◆ To be done:
Repeat each entry word for word. Leave any images out of the copy.

◆ Excerpted records:
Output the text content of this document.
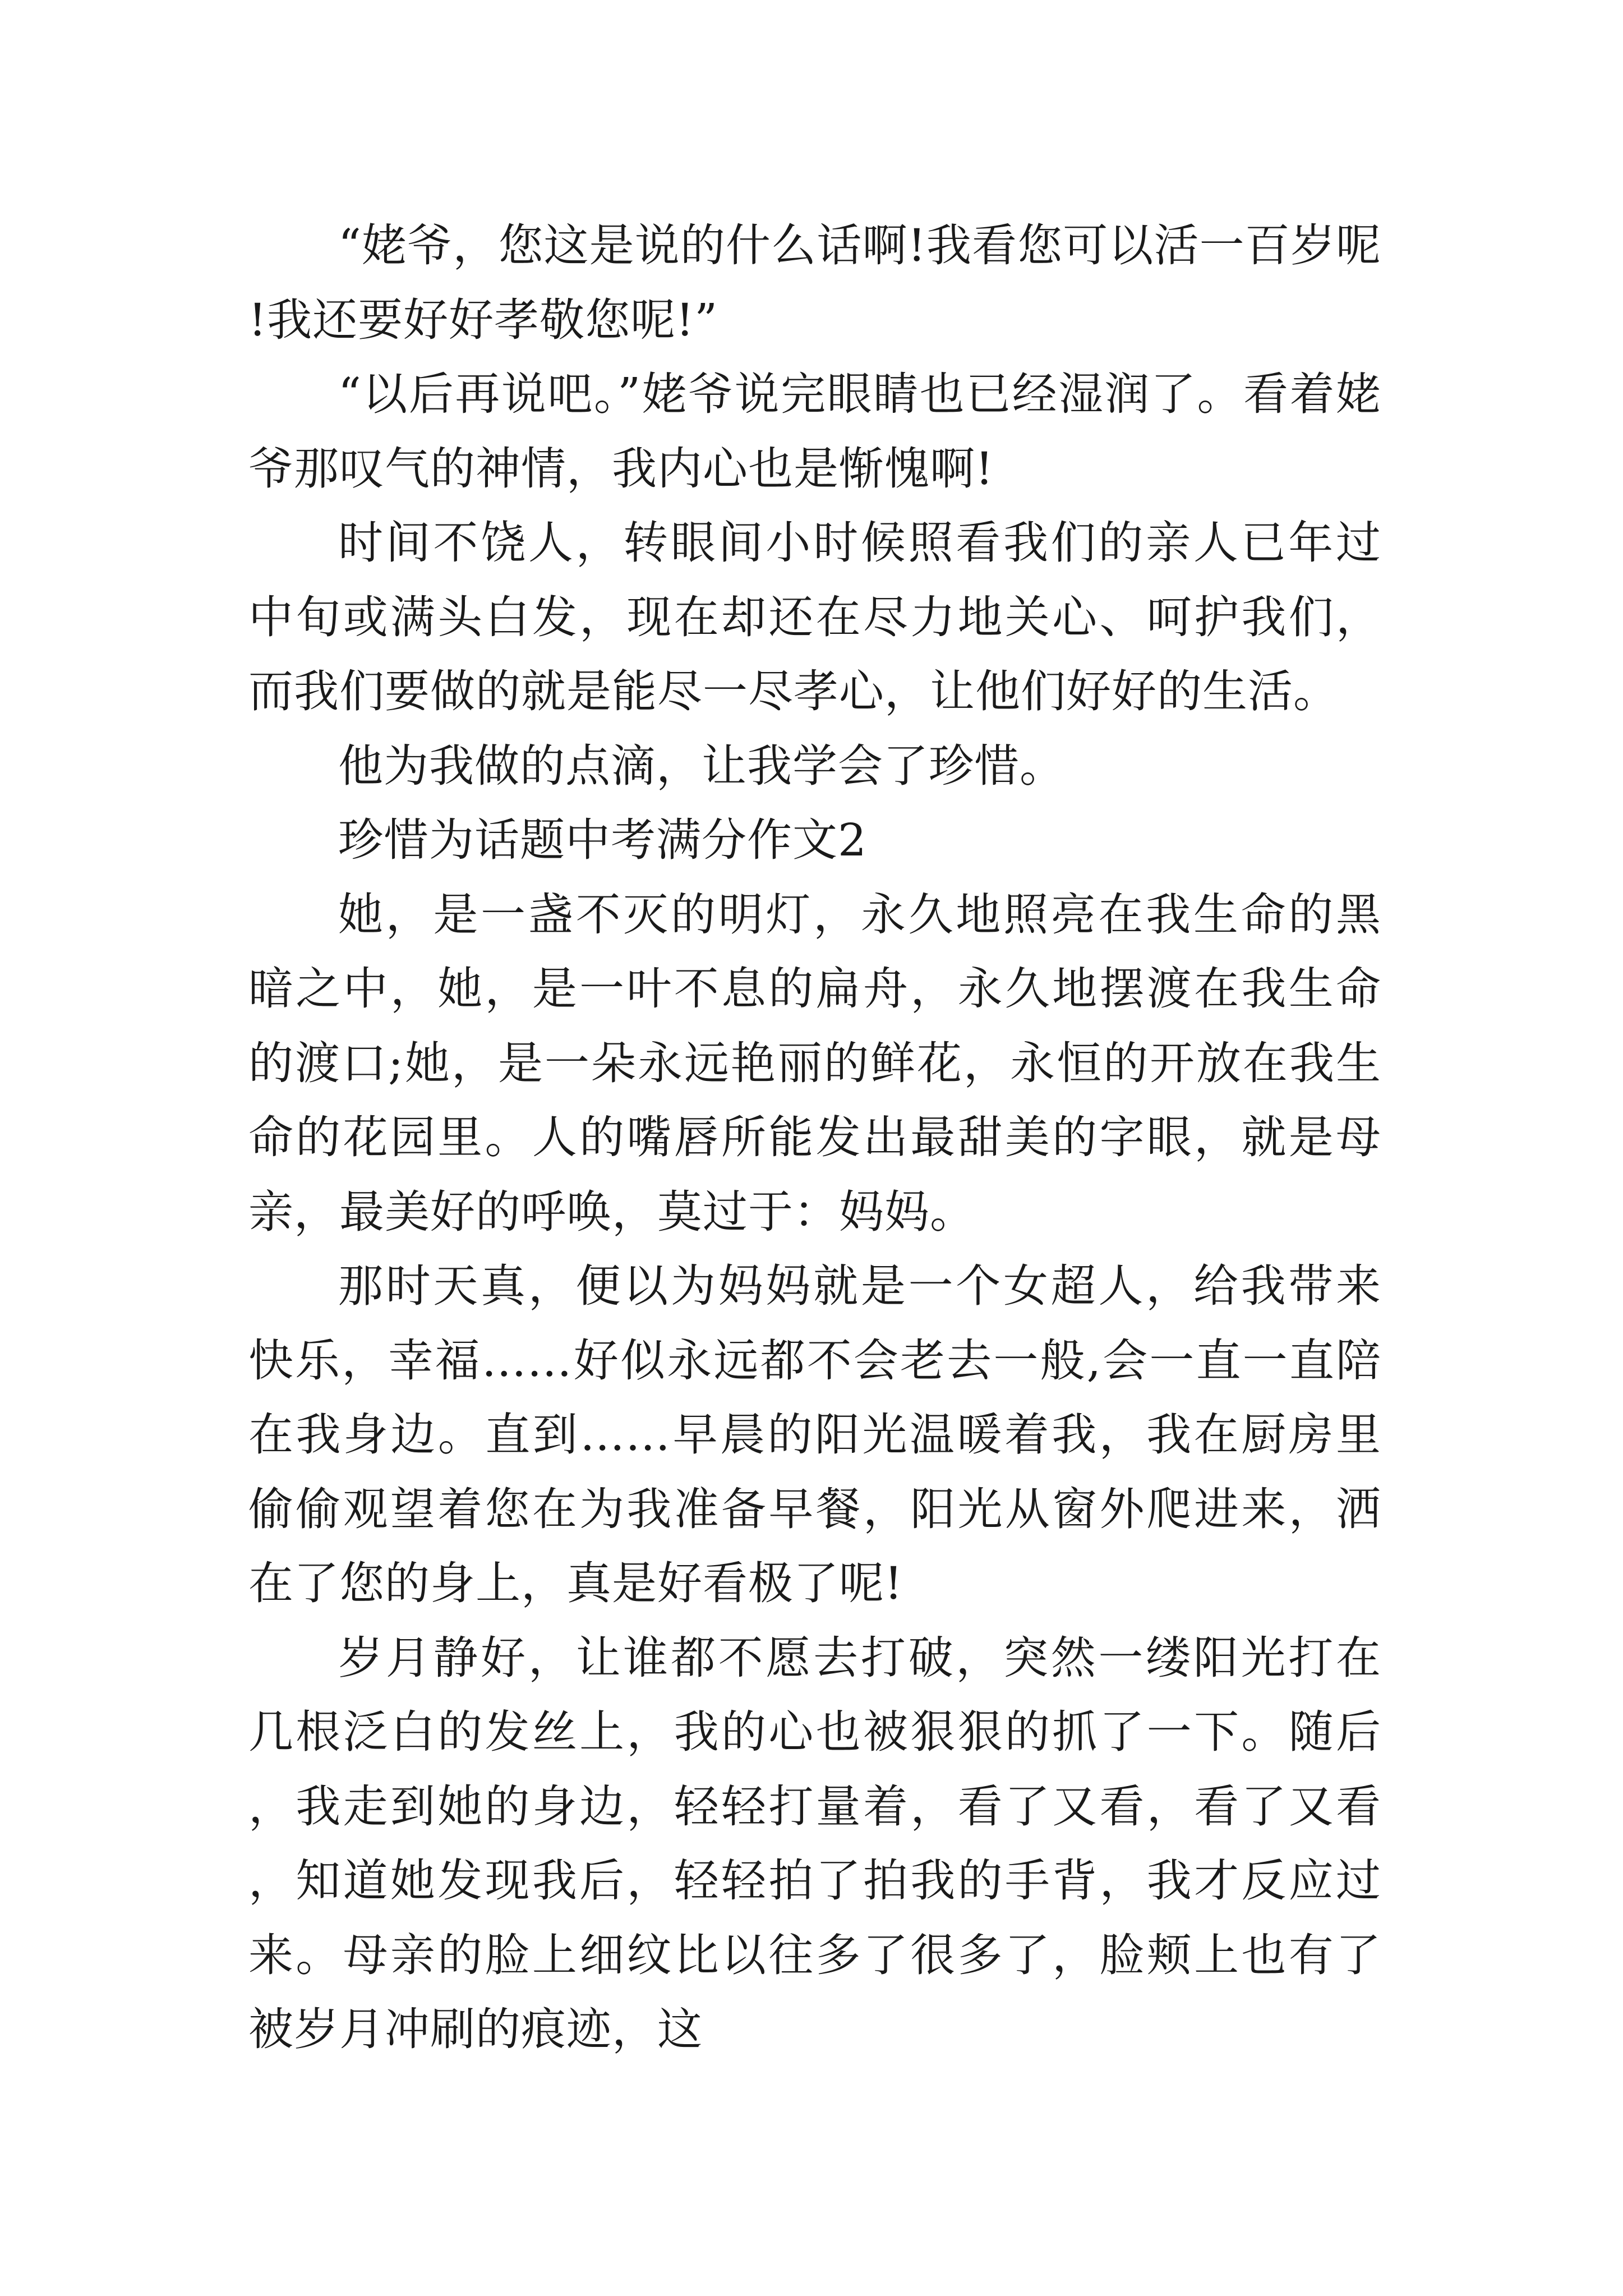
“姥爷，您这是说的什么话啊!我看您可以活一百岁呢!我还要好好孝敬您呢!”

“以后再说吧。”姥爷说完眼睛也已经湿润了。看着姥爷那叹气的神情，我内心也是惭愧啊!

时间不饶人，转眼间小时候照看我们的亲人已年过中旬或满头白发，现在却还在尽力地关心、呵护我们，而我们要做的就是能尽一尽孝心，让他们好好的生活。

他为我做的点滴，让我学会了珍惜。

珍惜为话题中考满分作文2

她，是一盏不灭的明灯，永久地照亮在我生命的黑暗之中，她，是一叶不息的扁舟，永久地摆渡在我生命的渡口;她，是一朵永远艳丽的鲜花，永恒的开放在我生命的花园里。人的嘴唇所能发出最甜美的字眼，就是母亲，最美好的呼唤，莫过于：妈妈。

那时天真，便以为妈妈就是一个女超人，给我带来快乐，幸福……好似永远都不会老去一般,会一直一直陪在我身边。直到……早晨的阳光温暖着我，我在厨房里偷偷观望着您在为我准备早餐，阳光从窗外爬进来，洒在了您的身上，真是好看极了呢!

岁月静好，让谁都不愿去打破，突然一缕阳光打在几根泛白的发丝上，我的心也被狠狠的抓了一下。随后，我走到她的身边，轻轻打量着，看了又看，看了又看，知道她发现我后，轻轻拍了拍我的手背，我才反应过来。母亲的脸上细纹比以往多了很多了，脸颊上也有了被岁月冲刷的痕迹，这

◆ Complete response:
Output the text content of this document.
“姥爷，您这是说的什么话啊!我看您可以活一百岁呢!我还要好好孝敬您呢!”

“以后再说吧。”姥爷说完眼睛也已经湿润了。看着姥爷那叹气的神情，我内心也是惭愧啊!

时间不饶人，转眼间小时候照看我们的亲人已年过中旬或满头白发，现在却还在尽力地关心、呵护我们，而我们要做的就是能尽一尽孝心，让他们好好的生活。

他为我做的点滴，让我学会了珍惜。

珍惜为话题中考满分作文2

她，是一盏不灭的明灯，永久地照亮在我生命的黑暗之中，她，是一叶不息的扁舟，永久地摆渡在我生命的渡口;她，是一朵永远艳丽的鲜花，永恒的开放在我生命的花园里。人的嘴唇所能发出最甜美的字眼，就是母亲，最美好的呼唤，莫过于：妈妈。

那时天真，便以为妈妈就是一个女超人，给我带来快乐，幸福……好似永远都不会老去一般,会一直一直陪在我身边。直到……早晨的阳光温暖着我，我在厨房里偷偷观望着您在为我准备早餐，阳光从窗外爬进来，洒在了您的身上，真是好看极了呢!

岁月静好，让谁都不愿去打破，突然一缕阳光打在几根泛白的发丝上，我的心也被狠狠的抓了一下。随后，我走到她的身边，轻轻打量着，看了又看，看了又看，知道她发现我后，轻轻拍了拍我的手背，我才反应过来。母亲的脸上细纹比以往多了很多了，脸颊上也有了被岁月冲刷的痕迹，这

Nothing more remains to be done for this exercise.